[EXERCISE] Please rewrite the entries in the stretch from the line containing "donut-slice-balcao[interactable] [208,424,416,632]" through the line containing "more-options-icon[interactable]: ⋯ [1830,726,1848,746]", substituting "period-select" for "periodo-select" and leaving everything else unchanged. Give only those lines.

— BEGIN —

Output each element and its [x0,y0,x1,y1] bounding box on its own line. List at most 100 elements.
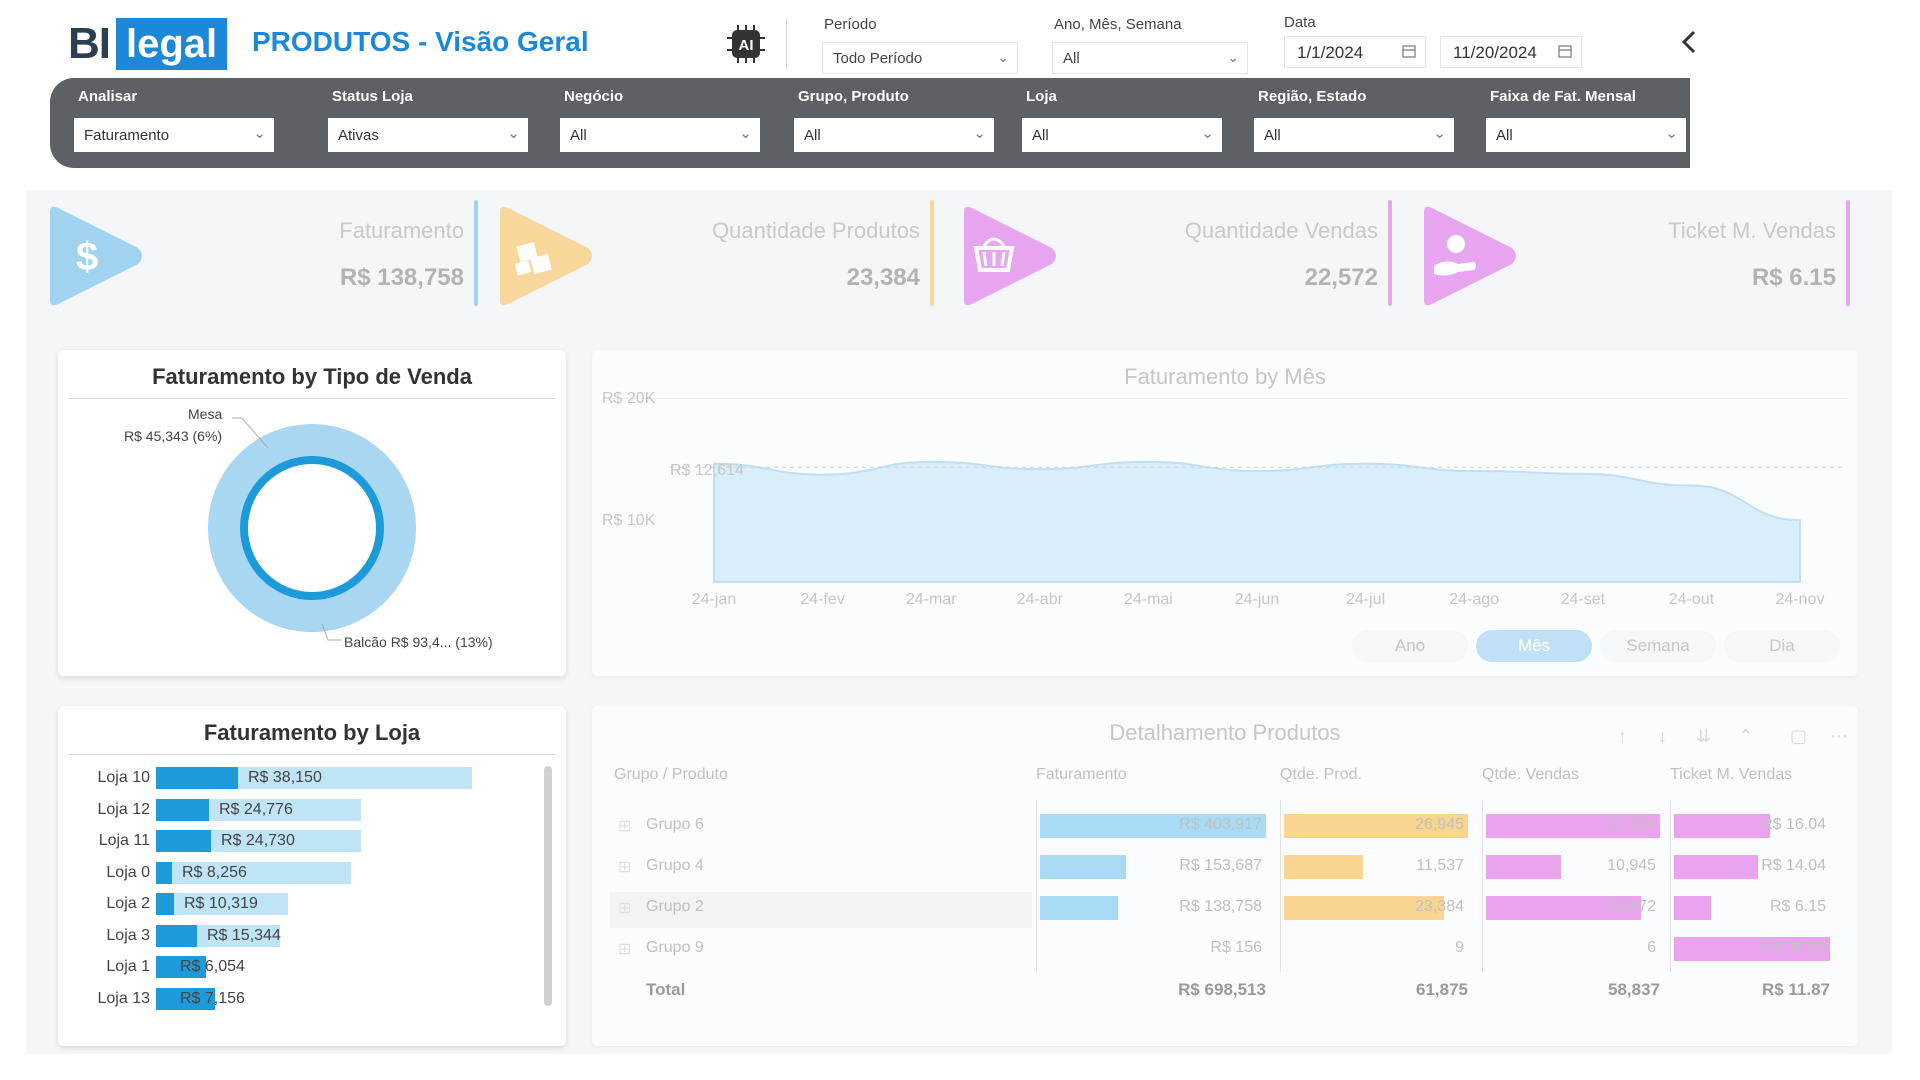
donut-slice-balcao[interactable] [208,424,416,632]
filter-label-negocio: Negócio [564,88,624,105]
hierarchy-icon[interactable]: ⌃ [1738,726,1754,746]
total-ticket: R$ 11.87 [1761,980,1830,999]
store-bar[interactable] [156,861,351,884]
periodo-select[interactable]: Todo Período ⌄ [822,42,1018,74]
chevron-down-icon: ⌄ [507,125,520,142]
more-options-icon[interactable]: ⋯ [1830,726,1848,746]
column-header-ticket[interactable]: Ticket M. Vendas [1670,766,1793,783]
date-end-value: 11/20/2024 [1453,43,1537,62]
cell-prod: 23,384 [1415,898,1464,915]
kpi-faturamento-title: Faturamento [339,218,464,243]
segment-semana[interactable]: Semana [1600,630,1716,662]
segment-dia[interactable]: Dia [1724,630,1840,662]
donut-chart[interactable] [204,420,420,636]
store-name: Loja 0 [106,863,150,881]
store-bar-highlight[interactable] [156,956,206,978]
filter-select-analisar[interactable]: Faturamento ⌄ [74,118,274,152]
expand-row-icon[interactable]: ⊞ [618,941,632,958]
column-header-grupo[interactable]: Grupo / Produto [614,766,728,783]
store-row[interactable]: Loja 3 R$ 15,344 [58,924,566,948]
store-bar-highlight[interactable] [156,830,211,852]
chevron-down-icon: ⌄ [997,49,1009,65]
x-tick-label: 24-mai [1124,591,1173,608]
kpi-qtd-produtos-title: Quantidade Produtos [712,218,920,243]
cell-ticket: R$ 14.04 [1761,857,1826,874]
donut-leader-line [321,623,342,641]
filter-value: All [570,127,587,144]
filter-select-negocio[interactable]: All ⌄ [560,118,760,152]
data-bar-prod [1284,855,1363,879]
filter-select-status-loja[interactable]: Ativas ⌄ [328,118,528,152]
segment-ano[interactable]: Ano [1352,630,1468,662]
store-row[interactable]: Loja 10 R$ 38,150 [58,766,566,790]
date-end-input[interactable]: 11/20/2024 [1440,36,1582,68]
x-tick-label: 24-mar [906,591,957,608]
store-bar-highlight[interactable] [156,987,215,1010]
date-start-input[interactable]: 1/1/2024 [1284,36,1426,68]
store-bar[interactable] [156,893,288,915]
column-header-qtde-prod[interactable]: Qtde. Prod. [1280,766,1362,783]
filter-select-regiao-estado[interactable]: All ⌄ [1254,118,1454,152]
expand-all-icon[interactable]: ⇊ [1696,726,1712,746]
chevron-down-icon: ⌄ [253,125,266,142]
store-name: Loja 3 [106,926,150,944]
store-bar-highlight[interactable] [156,767,238,789]
boxes-icon [500,206,592,306]
drill-down-icon[interactable]: ↓ [1658,726,1667,746]
filter-label-analisar: Analisar [78,88,138,105]
filter-label-status-loja: Status Loja [332,88,413,105]
store-bar-highlight[interactable] [156,893,174,915]
line-chart-title: Faturamento by Mês [1124,364,1326,389]
store-row[interactable]: Loja 0 R$ 8,256 [58,861,566,885]
data-bar-vendas [1486,814,1660,838]
column-divider [1036,800,1037,972]
page-title: PRODUTOS - Visão Geral [252,26,589,57]
data-label: Data [1284,14,1316,31]
store-name: Loja 10 [97,769,151,786]
ano-mes-semana-select[interactable]: All ⌄ [1052,42,1248,74]
column-header-faturamento[interactable]: Faturamento [1036,766,1127,783]
calendar-icon[interactable] [1401,43,1417,59]
store-bar-highlight[interactable] [156,798,209,821]
store-row[interactable]: Loja 11 R$ 24,730 [58,829,566,853]
expand-row-icon[interactable]: ⊞ [618,859,632,876]
date-start-value: 1/1/2024 [1297,43,1364,62]
store-row[interactable]: Loja 1 R$ 6,054 [58,955,566,979]
store-row[interactable]: Loja 12 R$ 24,776 [58,798,566,822]
store-bar-highlight[interactable] [156,861,172,884]
focus-mode-icon[interactable]: ▢ [1790,726,1808,746]
cell-fat: R$ 153,687 [1179,857,1262,874]
store-row[interactable]: Loja 2 R$ 10,319 [58,892,566,916]
area-series-faturamento[interactable] [713,460,1801,583]
column-header-qtde-vendas[interactable]: Qtde. Vendas [1482,766,1579,783]
periodo-value: Todo Período [833,50,923,67]
kpi-ticket-value: R$ 6.15 [1751,264,1836,291]
filter-select-loja[interactable]: All ⌄ [1022,118,1222,152]
donut-slice-mesa[interactable] [240,456,384,600]
collapse-arrow-icon[interactable] [1678,28,1700,56]
donut-label-mesa-value: R$ 45,343 (6%) [124,428,223,444]
ai-chip-icon[interactable]: AI [726,24,766,64]
store-value-label: R$ 24,776 [219,800,293,818]
column-divider [1280,800,1281,972]
filter-select-grupo-produto[interactable]: All ⌄ [794,118,994,152]
svg-text:$: $ [76,235,98,279]
data-bar-vendas [1486,855,1561,879]
segment-mes[interactable]: Mês [1476,630,1592,662]
store-bar-highlight[interactable] [156,924,197,947]
stores-scrollbar[interactable] [544,766,552,1006]
chevron-down-icon: ⌄ [1665,125,1678,142]
card-divider [602,398,1848,399]
drill-up-icon[interactable]: ↑ [1618,726,1627,746]
calendar-icon[interactable] [1557,43,1573,59]
store-row[interactable]: Loja 13 R$ 7,156 [58,987,566,1011]
expand-row-icon[interactable]: ⊞ [618,818,632,835]
group-name: Grupo 4 [646,857,704,874]
cell-prod: 11,537 [1416,857,1464,874]
x-tick-label: 24-ago [1449,591,1499,608]
filter-value: Faturamento [84,127,170,144]
filter-select-faixa-fat[interactable]: All ⌄ [1486,118,1686,152]
store-value-label: R$ 15,344 [207,926,281,944]
expand-row-icon[interactable]: ⊞ [618,900,632,917]
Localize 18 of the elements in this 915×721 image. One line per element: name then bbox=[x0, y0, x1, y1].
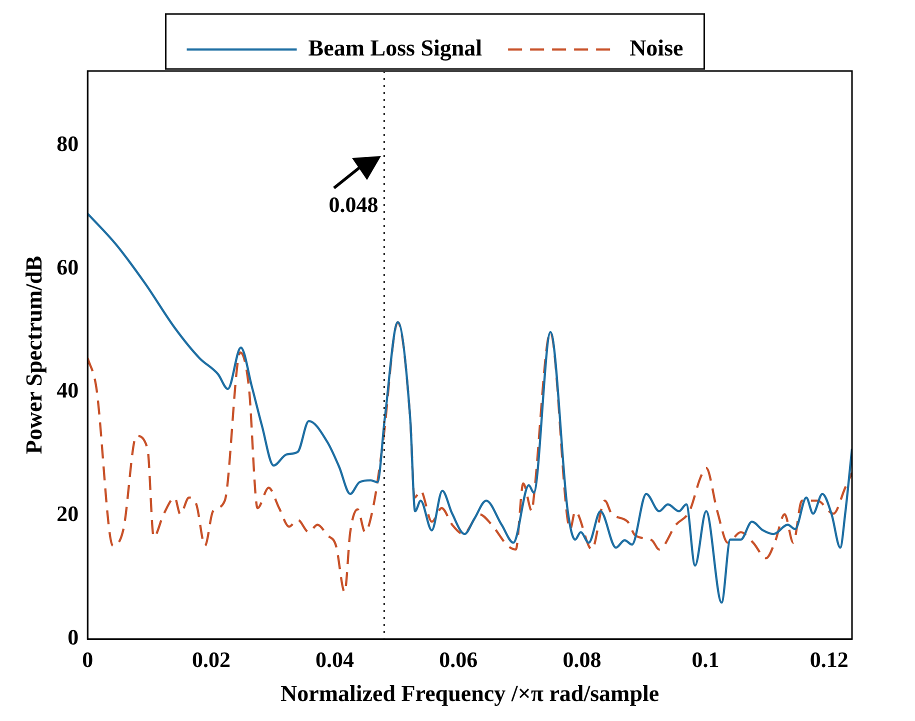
x-tick-label: 0.06 bbox=[439, 646, 478, 672]
x-tick-label: 0.08 bbox=[562, 646, 602, 672]
y-axis-title: Power Spectrum/dB bbox=[22, 256, 47, 454]
line-series bbox=[88, 212, 852, 604]
ref-line-label: 0.048 bbox=[328, 192, 378, 217]
x-tick-label: 0.02 bbox=[192, 646, 230, 672]
line-series bbox=[88, 321, 852, 594]
y-tick-label: 80 bbox=[56, 130, 79, 156]
x-tick-label: 0.12 bbox=[810, 646, 848, 672]
y-tick-label: 20 bbox=[56, 501, 79, 526]
legend-label: Beam Loss Signal bbox=[308, 35, 482, 62]
x-tick-label: 0.1 bbox=[692, 646, 720, 672]
legend-label: Noise bbox=[630, 35, 684, 60]
y-tick-label: 0 bbox=[68, 624, 79, 650]
y-tick-label: 40 bbox=[56, 378, 79, 403]
x-axis-title: Normalized Frequency /×π rad/sample bbox=[280, 681, 660, 706]
x-tick-label: 0.04 bbox=[316, 646, 354, 672]
y-tick-label: 60 bbox=[56, 254, 79, 280]
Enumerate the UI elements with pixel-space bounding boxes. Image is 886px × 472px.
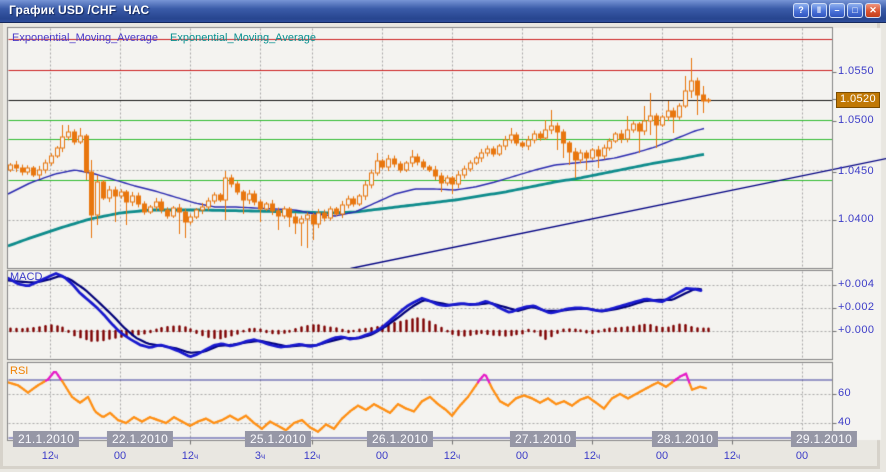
rsi-labels-item: 60: [838, 387, 852, 399]
price-labels-item: 1.0450: [838, 165, 875, 177]
time-tick-label: 12ч: [42, 450, 58, 462]
time-value: 00: [655, 450, 669, 462]
price-labels-item: 1.0550: [838, 65, 875, 77]
price-labels-item: 1.0500: [838, 114, 875, 126]
time-tick-label: 00: [656, 450, 668, 462]
window-title: График USD /CHF ЧАС: [9, 3, 150, 17]
legend-ema-slow: Exponential_Moving_Average: [170, 32, 316, 44]
time-value: 00: [375, 450, 389, 462]
price-labels-item: 1.0400: [838, 213, 875, 225]
legend-ema-fast: Exponential_Moving_Average: [12, 32, 158, 44]
time-tick-label: 12ч: [724, 450, 740, 462]
time-tick-label: 00: [114, 450, 126, 462]
macd-labels-item: +0.004: [838, 278, 875, 290]
time-unit: ч: [596, 452, 601, 461]
time-unit: ч: [456, 452, 461, 461]
time-value: 12: [443, 450, 457, 462]
time-value: 00: [113, 450, 127, 462]
time-value: 12: [583, 450, 597, 462]
time-unit: ч: [316, 452, 321, 461]
date-badge: 27.1.2010: [509, 431, 577, 447]
time-tick-label: 12ч: [182, 450, 198, 462]
time-unit: ч: [194, 452, 199, 461]
date-badge: 22.1.2010: [106, 431, 174, 447]
help-button[interactable]: ?: [793, 3, 809, 18]
date-badge: 29.1.2010: [790, 431, 858, 447]
titlebar[interactable]: График USD /CHF ЧАС ? ‖ – □ ✕: [0, 0, 886, 23]
time-value: 3: [254, 450, 261, 462]
time-unit: ч: [736, 452, 741, 461]
window-controls: ? ‖ – □ ✕: [793, 3, 881, 18]
minimize-button[interactable]: –: [829, 3, 845, 18]
date-badge: 28.1.2010: [651, 431, 719, 447]
time-tick-label: 3ч: [255, 450, 265, 462]
macd-panel-label: MACD: [10, 271, 43, 283]
pause-button[interactable]: ‖: [811, 3, 827, 18]
time-value: 00: [515, 450, 529, 462]
time-tick-label: 12ч: [584, 450, 600, 462]
time-value: 12: [303, 450, 317, 462]
time-tick-label: 00: [796, 450, 808, 462]
close-button[interactable]: ✕: [865, 3, 881, 18]
time-tick-label: 12ч: [304, 450, 320, 462]
current-price-tag: 1.0520: [836, 92, 880, 108]
time-unit: ч: [54, 452, 59, 461]
maximize-button[interactable]: □: [847, 3, 863, 18]
rsi-panel-label: RSI: [10, 365, 29, 377]
time-tick-label: 12ч: [444, 450, 460, 462]
time-tick-label: 00: [376, 450, 388, 462]
date-badge: 26.1.2010: [366, 431, 434, 447]
time-value: 12: [723, 450, 737, 462]
rsi-labels-item: 40: [838, 416, 852, 428]
time-unit: ч: [260, 452, 266, 461]
time-value: 00: [795, 450, 809, 462]
date-badge: 25.1.2010: [244, 431, 312, 447]
time-value: 12: [181, 450, 195, 462]
time-value: 12: [41, 450, 55, 462]
date-badge: 21.1.2010: [12, 431, 80, 447]
macd-labels-item: +0.002: [838, 301, 875, 313]
macd-labels-item: +0.000: [838, 324, 875, 336]
time-tick-label: 00: [516, 450, 528, 462]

— END —

[REPLY TO THE EXERCISE]
donut-slice-balcao[interactable] [208,424,416,632]
filter-label-negocio: Negócio [564,88,624,105]
hierarchy-icon[interactable]: ⌃ [1738,726,1754,746]
total-ticket: R$ 11.87 [1761,980,1830,999]
store-bar[interactable] [156,861,351,884]
period-select[interactable]: Todo Período ⌄ [822,42,1018,74]
chevron-down-icon: ⌄ [507,125,520,142]
more-options-icon[interactable]: ⋯ [1830,726,1848,746]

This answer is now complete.